Required task » For the data below, work out how many lines include the string "scientist" and report only the number.

Input material »
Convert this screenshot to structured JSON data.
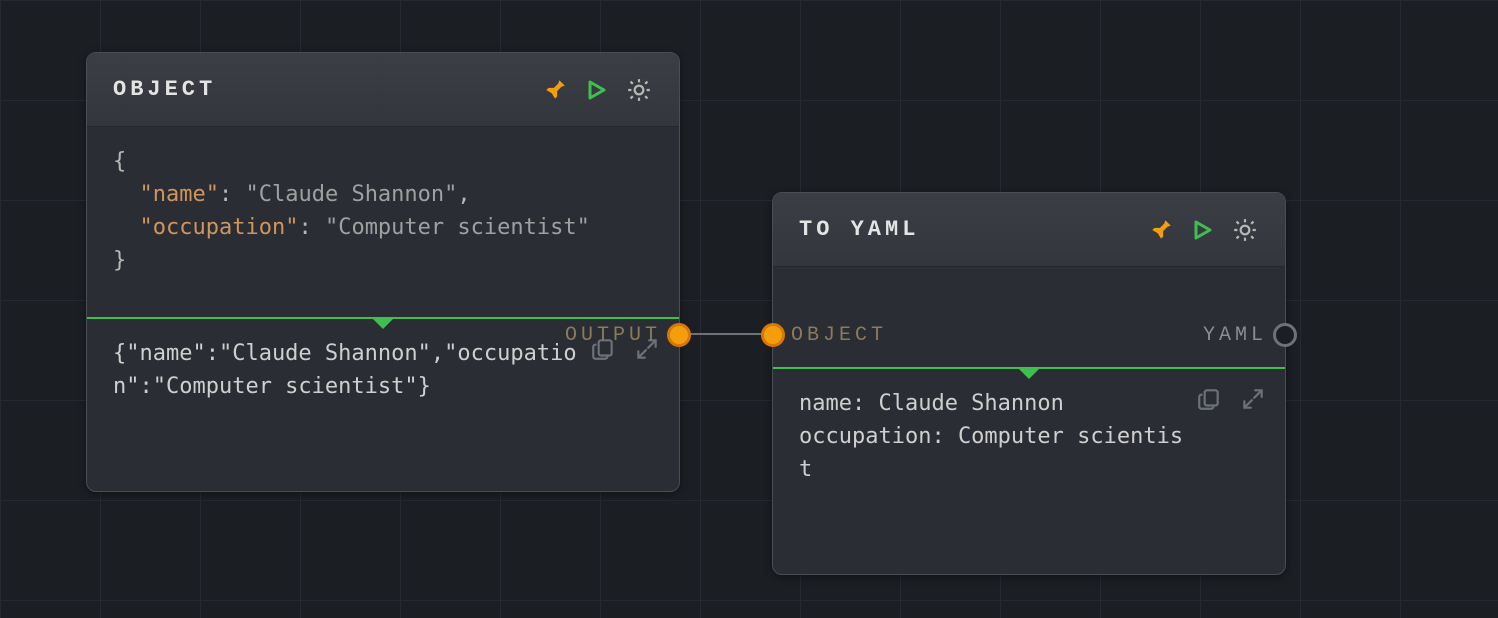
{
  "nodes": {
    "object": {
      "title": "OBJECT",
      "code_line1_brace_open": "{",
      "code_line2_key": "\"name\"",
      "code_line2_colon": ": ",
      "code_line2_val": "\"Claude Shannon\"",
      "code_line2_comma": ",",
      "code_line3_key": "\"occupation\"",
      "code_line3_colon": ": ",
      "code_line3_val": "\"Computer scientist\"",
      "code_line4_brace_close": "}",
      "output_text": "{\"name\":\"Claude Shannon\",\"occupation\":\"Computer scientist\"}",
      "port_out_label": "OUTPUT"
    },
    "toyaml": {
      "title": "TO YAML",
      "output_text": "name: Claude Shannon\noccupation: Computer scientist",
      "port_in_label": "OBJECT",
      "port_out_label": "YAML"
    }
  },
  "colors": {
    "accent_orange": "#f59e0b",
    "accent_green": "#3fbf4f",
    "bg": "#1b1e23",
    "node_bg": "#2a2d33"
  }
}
--
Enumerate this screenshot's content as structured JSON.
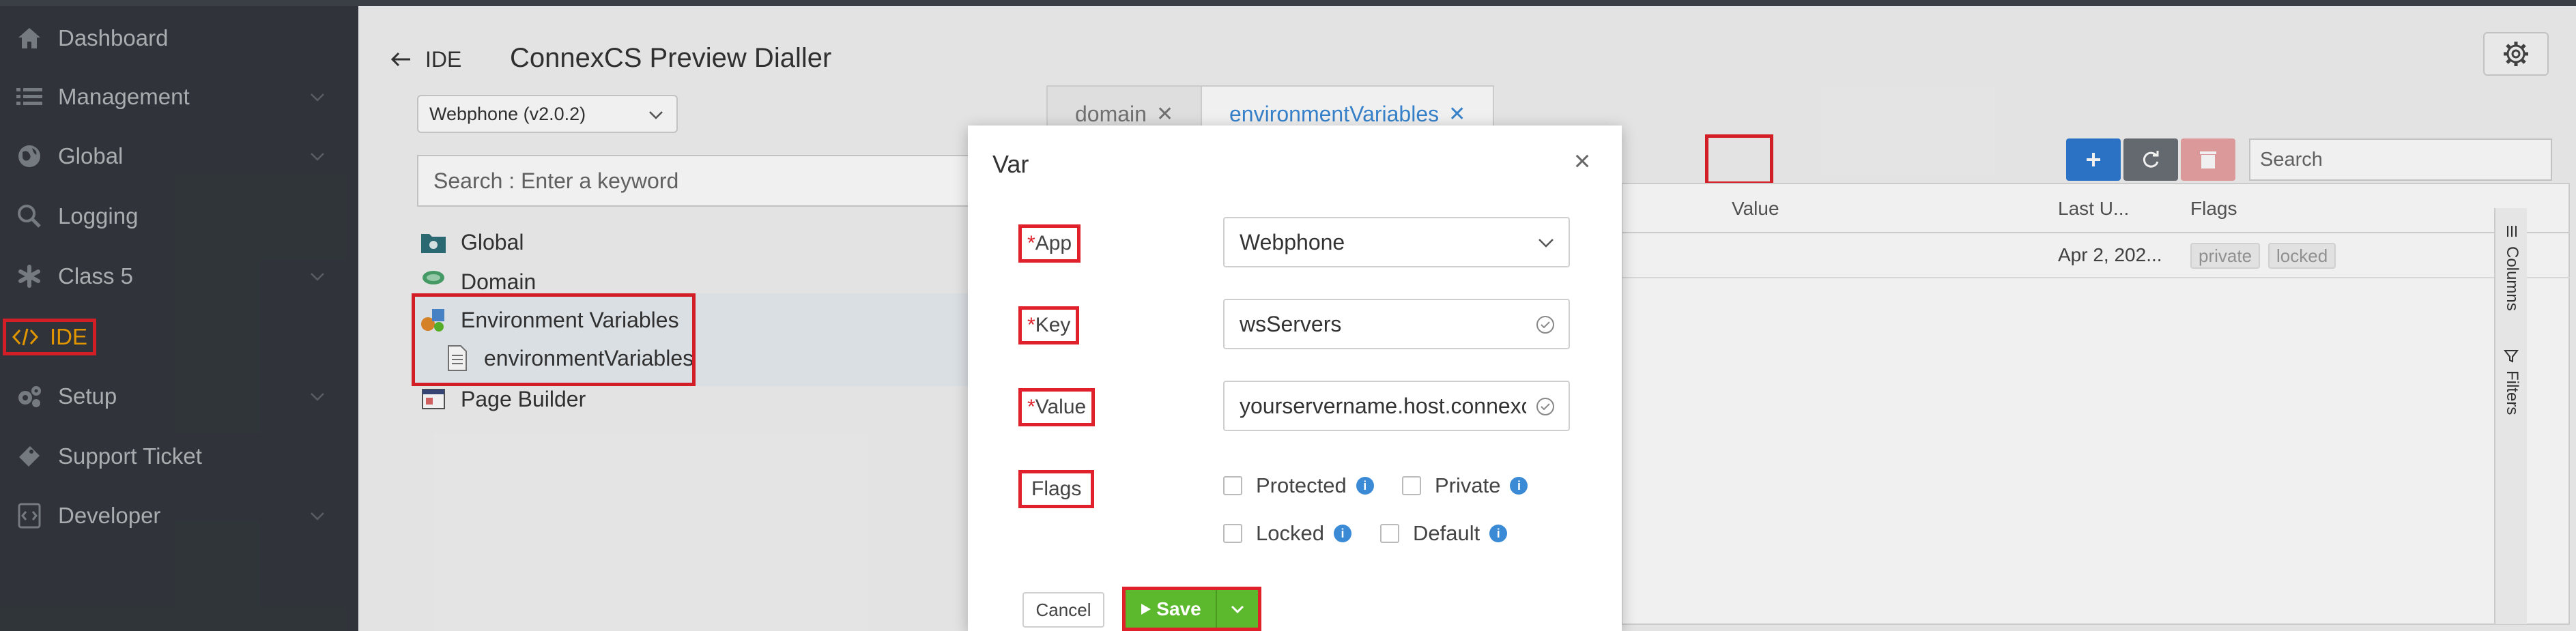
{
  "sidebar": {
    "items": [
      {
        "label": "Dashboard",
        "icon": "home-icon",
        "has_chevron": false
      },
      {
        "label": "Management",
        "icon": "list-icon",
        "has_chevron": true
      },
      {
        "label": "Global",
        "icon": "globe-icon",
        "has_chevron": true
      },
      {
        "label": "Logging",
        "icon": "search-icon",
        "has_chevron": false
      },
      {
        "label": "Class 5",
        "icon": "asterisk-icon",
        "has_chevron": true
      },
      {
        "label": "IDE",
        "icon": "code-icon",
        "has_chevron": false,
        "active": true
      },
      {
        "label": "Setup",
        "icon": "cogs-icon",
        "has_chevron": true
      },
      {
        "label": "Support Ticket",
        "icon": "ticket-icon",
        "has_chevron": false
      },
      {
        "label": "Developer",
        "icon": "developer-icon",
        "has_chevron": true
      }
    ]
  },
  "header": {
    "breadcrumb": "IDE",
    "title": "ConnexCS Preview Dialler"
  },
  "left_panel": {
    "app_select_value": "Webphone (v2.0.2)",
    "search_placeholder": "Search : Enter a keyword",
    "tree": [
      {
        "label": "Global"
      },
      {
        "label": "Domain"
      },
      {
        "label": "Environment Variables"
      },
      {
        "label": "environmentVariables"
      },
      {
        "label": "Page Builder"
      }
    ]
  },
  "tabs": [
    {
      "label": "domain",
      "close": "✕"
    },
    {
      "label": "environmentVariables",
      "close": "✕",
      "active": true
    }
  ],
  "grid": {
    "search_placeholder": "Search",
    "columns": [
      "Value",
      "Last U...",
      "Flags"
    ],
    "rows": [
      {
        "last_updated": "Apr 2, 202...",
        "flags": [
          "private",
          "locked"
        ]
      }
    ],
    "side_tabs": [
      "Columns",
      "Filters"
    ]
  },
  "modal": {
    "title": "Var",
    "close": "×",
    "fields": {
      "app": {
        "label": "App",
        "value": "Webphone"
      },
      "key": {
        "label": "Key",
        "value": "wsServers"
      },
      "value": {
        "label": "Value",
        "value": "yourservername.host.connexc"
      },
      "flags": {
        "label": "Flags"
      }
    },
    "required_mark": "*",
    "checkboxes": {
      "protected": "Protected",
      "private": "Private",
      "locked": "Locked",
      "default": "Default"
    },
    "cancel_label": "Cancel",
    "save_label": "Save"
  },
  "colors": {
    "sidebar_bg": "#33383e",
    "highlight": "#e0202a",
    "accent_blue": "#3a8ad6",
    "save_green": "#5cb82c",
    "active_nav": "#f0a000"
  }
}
...
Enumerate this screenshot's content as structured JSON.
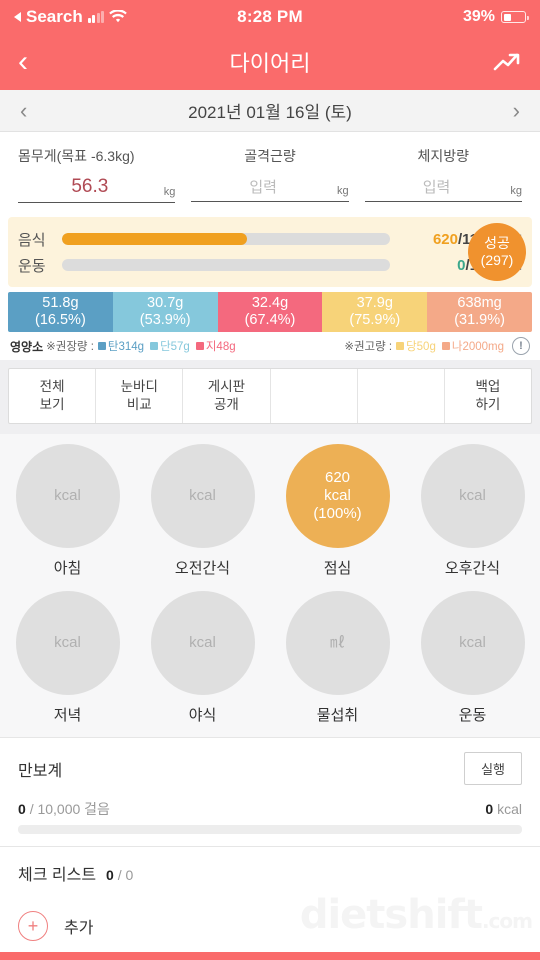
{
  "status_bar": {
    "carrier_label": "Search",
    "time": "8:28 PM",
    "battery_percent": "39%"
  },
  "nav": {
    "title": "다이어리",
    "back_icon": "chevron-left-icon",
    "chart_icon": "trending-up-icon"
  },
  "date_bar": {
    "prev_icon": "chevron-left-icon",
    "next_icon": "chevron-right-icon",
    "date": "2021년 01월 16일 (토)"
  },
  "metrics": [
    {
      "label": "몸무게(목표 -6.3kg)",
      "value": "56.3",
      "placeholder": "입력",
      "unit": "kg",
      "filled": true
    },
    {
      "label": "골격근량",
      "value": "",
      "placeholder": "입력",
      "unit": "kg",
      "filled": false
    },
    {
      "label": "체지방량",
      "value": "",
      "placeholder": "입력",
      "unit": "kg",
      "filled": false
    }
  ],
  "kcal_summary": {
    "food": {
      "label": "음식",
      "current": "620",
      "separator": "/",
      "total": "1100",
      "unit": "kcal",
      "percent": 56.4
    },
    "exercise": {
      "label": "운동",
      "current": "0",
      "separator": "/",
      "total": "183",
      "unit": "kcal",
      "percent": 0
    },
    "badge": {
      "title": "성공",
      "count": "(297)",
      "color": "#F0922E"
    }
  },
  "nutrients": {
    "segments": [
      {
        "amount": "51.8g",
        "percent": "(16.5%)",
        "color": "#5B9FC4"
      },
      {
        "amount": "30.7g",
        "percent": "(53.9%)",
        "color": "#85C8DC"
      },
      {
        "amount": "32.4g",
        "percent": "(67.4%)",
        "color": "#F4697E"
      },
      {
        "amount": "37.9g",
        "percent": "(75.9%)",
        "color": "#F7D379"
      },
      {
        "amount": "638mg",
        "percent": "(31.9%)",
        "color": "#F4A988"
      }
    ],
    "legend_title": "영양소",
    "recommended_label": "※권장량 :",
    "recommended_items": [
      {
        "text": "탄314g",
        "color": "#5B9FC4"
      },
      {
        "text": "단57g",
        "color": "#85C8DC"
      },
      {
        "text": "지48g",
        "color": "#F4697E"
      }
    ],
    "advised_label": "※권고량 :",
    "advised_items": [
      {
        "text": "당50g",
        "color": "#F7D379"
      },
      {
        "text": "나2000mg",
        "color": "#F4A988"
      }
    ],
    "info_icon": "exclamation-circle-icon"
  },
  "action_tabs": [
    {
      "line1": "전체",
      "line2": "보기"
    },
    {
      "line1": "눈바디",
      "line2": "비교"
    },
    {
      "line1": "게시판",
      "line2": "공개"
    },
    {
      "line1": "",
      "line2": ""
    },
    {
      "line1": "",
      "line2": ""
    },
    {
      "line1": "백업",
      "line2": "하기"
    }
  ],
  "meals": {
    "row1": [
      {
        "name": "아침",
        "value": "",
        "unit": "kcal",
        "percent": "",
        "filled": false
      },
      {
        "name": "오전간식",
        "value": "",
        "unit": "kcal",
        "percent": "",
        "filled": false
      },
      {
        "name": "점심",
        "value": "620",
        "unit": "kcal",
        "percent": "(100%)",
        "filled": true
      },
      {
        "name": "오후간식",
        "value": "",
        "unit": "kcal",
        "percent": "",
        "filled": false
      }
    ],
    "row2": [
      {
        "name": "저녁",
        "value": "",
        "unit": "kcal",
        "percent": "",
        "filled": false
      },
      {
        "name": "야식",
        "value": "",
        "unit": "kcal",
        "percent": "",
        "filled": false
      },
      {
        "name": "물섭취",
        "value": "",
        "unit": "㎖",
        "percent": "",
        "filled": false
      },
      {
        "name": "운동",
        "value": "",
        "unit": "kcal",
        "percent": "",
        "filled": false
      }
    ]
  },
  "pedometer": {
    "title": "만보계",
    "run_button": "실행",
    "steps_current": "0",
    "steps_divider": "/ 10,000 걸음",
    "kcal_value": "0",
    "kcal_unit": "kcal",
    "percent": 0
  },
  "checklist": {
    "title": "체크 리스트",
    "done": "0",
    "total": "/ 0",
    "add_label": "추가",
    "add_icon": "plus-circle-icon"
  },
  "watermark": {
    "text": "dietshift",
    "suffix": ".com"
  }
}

Output for this task » 3